Dataset excerpts:

###

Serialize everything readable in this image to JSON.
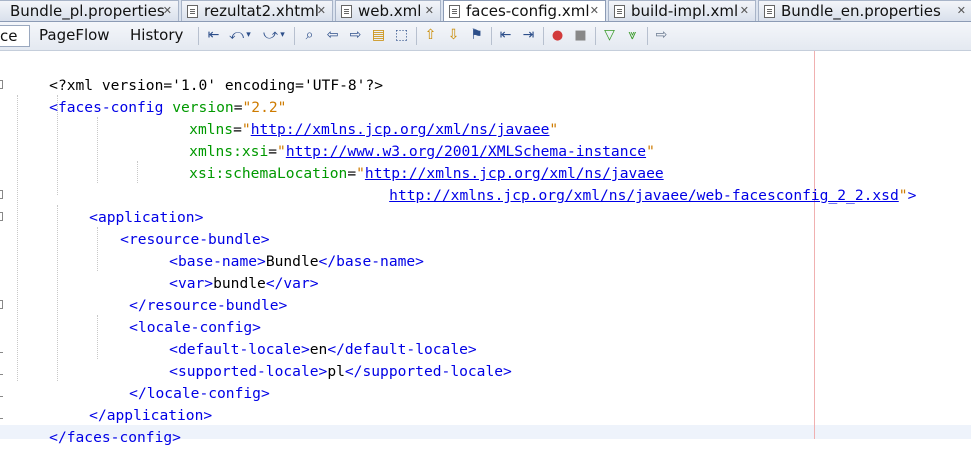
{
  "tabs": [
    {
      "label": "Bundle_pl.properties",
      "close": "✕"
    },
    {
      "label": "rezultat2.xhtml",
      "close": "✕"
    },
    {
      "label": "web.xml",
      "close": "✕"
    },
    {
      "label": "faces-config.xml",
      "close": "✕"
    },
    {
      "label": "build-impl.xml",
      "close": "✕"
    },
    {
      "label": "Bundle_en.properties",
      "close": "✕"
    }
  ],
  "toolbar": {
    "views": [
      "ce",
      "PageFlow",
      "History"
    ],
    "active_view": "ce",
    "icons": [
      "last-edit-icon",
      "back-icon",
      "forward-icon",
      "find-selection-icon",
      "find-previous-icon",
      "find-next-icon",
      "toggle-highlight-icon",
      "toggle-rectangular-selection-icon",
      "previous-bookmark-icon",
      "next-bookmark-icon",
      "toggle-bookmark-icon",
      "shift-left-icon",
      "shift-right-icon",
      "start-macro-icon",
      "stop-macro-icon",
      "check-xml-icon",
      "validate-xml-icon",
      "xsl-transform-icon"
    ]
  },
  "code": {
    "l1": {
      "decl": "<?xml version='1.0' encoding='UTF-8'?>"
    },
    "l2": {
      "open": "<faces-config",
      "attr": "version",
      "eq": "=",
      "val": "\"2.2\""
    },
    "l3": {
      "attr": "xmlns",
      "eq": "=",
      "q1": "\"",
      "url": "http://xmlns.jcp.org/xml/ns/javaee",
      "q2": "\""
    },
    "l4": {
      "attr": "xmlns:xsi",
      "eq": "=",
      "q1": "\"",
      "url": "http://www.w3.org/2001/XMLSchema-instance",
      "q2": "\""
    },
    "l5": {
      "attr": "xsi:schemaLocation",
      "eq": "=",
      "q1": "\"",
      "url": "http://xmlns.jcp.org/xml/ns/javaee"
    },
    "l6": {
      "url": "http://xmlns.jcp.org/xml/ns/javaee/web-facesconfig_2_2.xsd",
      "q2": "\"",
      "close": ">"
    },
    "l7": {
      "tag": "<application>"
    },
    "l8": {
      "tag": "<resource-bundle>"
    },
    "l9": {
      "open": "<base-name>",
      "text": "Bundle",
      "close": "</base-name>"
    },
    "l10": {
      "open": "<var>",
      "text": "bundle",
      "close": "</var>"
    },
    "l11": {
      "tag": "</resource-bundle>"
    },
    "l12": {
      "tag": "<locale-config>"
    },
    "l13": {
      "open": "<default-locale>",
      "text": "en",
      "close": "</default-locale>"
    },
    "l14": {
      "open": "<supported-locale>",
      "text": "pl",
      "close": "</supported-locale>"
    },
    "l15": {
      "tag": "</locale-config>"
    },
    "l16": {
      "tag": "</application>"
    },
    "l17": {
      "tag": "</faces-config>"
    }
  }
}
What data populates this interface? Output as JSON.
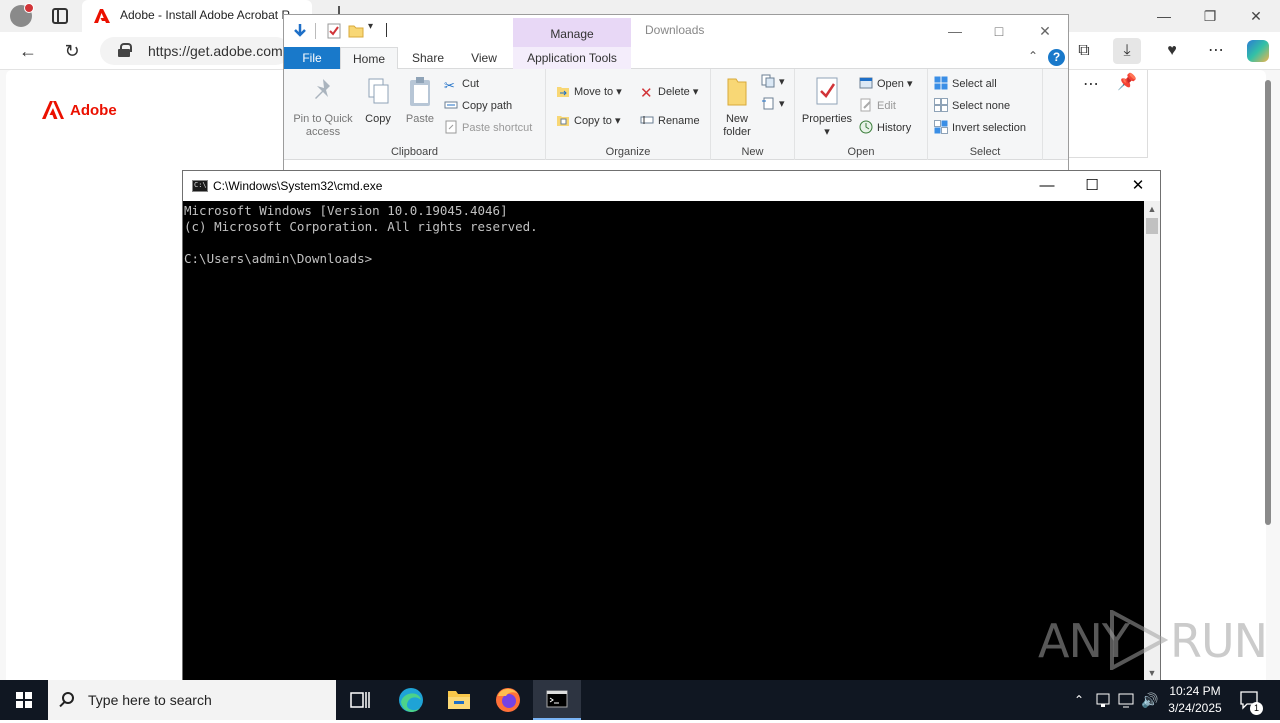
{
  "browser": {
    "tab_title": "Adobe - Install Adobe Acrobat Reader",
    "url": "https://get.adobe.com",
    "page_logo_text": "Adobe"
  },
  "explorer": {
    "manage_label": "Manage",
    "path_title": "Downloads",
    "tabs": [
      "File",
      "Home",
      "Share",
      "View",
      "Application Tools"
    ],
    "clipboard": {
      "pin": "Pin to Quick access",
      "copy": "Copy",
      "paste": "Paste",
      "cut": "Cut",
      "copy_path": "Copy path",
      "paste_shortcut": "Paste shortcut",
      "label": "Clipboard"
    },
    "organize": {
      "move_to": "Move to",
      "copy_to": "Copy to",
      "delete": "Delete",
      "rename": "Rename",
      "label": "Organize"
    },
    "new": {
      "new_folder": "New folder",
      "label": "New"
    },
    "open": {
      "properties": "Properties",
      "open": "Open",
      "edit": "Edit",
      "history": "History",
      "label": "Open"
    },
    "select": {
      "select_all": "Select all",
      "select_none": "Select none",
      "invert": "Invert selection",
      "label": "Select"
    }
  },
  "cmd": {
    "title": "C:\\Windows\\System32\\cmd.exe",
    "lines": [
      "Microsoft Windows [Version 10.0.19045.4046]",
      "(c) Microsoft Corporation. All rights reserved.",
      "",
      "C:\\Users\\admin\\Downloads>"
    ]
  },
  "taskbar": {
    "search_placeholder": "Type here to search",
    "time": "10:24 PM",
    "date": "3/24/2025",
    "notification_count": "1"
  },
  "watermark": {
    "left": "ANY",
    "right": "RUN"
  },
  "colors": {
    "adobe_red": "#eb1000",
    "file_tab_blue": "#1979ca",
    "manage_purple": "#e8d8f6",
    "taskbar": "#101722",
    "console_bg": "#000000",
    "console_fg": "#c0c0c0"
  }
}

###

What the task requires: Print out the whole of the material word for word, without pictures.

Task solution:
Serialize everything readable in this image to JSON.
{
  "tabs": [
    {
      "label": "Bundle_pl.properties",
      "close": "✕"
    },
    {
      "label": "rezultat2.xhtml",
      "close": "✕"
    },
    {
      "label": "web.xml",
      "close": "✕"
    },
    {
      "label": "faces-config.xml",
      "close": "✕"
    },
    {
      "label": "build-impl.xml",
      "close": "✕"
    },
    {
      "label": "Bundle_en.properties",
      "close": "✕"
    }
  ],
  "toolbar": {
    "views": [
      "ce",
      "PageFlow",
      "History"
    ],
    "active_view": "ce",
    "icons": [
      "last-edit-icon",
      "back-icon",
      "forward-icon",
      "find-selection-icon",
      "find-previous-icon",
      "find-next-icon",
      "toggle-highlight-icon",
      "toggle-rectangular-selection-icon",
      "previous-bookmark-icon",
      "next-bookmark-icon",
      "toggle-bookmark-icon",
      "shift-left-icon",
      "shift-right-icon",
      "start-macro-icon",
      "stop-macro-icon",
      "check-xml-icon",
      "validate-xml-icon",
      "xsl-transform-icon"
    ]
  },
  "code": {
    "l1": {
      "decl": "<?xml version='1.0' encoding='UTF-8'?>"
    },
    "l2": {
      "open": "<faces-config",
      "attr": "version",
      "eq": "=",
      "val": "\"2.2\""
    },
    "l3": {
      "attr": "xmlns",
      "eq": "=",
      "q1": "\"",
      "url": "http://xmlns.jcp.org/xml/ns/javaee",
      "q2": "\""
    },
    "l4": {
      "attr": "xmlns:xsi",
      "eq": "=",
      "q1": "\"",
      "url": "http://www.w3.org/2001/XMLSchema-instance",
      "q2": "\""
    },
    "l5": {
      "attr": "xsi:schemaLocation",
      "eq": "=",
      "q1": "\"",
      "url": "http://xmlns.jcp.org/xml/ns/javaee"
    },
    "l6": {
      "url": "http://xmlns.jcp.org/xml/ns/javaee/web-facesconfig_2_2.xsd",
      "q2": "\"",
      "close": ">"
    },
    "l7": {
      "tag": "<application>"
    },
    "l8": {
      "tag": "<resource-bundle>"
    },
    "l9": {
      "open": "<base-name>",
      "text": "Bundle",
      "close": "</base-name>"
    },
    "l10": {
      "open": "<var>",
      "text": "bundle",
      "close": "</var>"
    },
    "l11": {
      "tag": "</resource-bundle>"
    },
    "l12": {
      "tag": "<locale-config>"
    },
    "l13": {
      "open": "<default-locale>",
      "text": "en",
      "close": "</default-locale>"
    },
    "l14": {
      "open": "<supported-locale>",
      "text": "pl",
      "close": "</supported-locale>"
    },
    "l15": {
      "tag": "</locale-config>"
    },
    "l16": {
      "tag": "</application>"
    },
    "l17": {
      "tag": "</faces-config>"
    }
  }
}
What data populates this interface? Output as JSON.
{
  "browser": {
    "tab_title": "Adobe - Install Adobe Acrobat Reader",
    "url": "https://get.adobe.com",
    "page_logo_text": "Adobe"
  },
  "explorer": {
    "manage_label": "Manage",
    "path_title": "Downloads",
    "tabs": [
      "File",
      "Home",
      "Share",
      "View",
      "Application Tools"
    ],
    "clipboard": {
      "pin": "Pin to Quick access",
      "copy": "Copy",
      "paste": "Paste",
      "cut": "Cut",
      "copy_path": "Copy path",
      "paste_shortcut": "Paste shortcut",
      "label": "Clipboard"
    },
    "organize": {
      "move_to": "Move to",
      "copy_to": "Copy to",
      "delete": "Delete",
      "rename": "Rename",
      "label": "Organize"
    },
    "new": {
      "new_folder": "New folder",
      "label": "New"
    },
    "open": {
      "properties": "Properties",
      "open": "Open",
      "edit": "Edit",
      "history": "History",
      "label": "Open"
    },
    "select": {
      "select_all": "Select all",
      "select_none": "Select none",
      "invert": "Invert selection",
      "label": "Select"
    }
  },
  "cmd": {
    "title": "C:\\Windows\\System32\\cmd.exe",
    "lines": [
      "Microsoft Windows [Version 10.0.19045.4046]",
      "(c) Microsoft Corporation. All rights reserved.",
      "",
      "C:\\Users\\admin\\Downloads>"
    ]
  },
  "taskbar": {
    "search_placeholder": "Type here to search",
    "time": "10:24 PM",
    "date": "3/24/2025",
    "notification_count": "1"
  },
  "watermark": {
    "left": "ANY",
    "right": "RUN"
  },
  "colors": {
    "adobe_red": "#eb1000",
    "file_tab_blue": "#1979ca",
    "manage_purple": "#e8d8f6",
    "taskbar": "#101722",
    "console_bg": "#000000",
    "console_fg": "#c0c0c0"
  }
}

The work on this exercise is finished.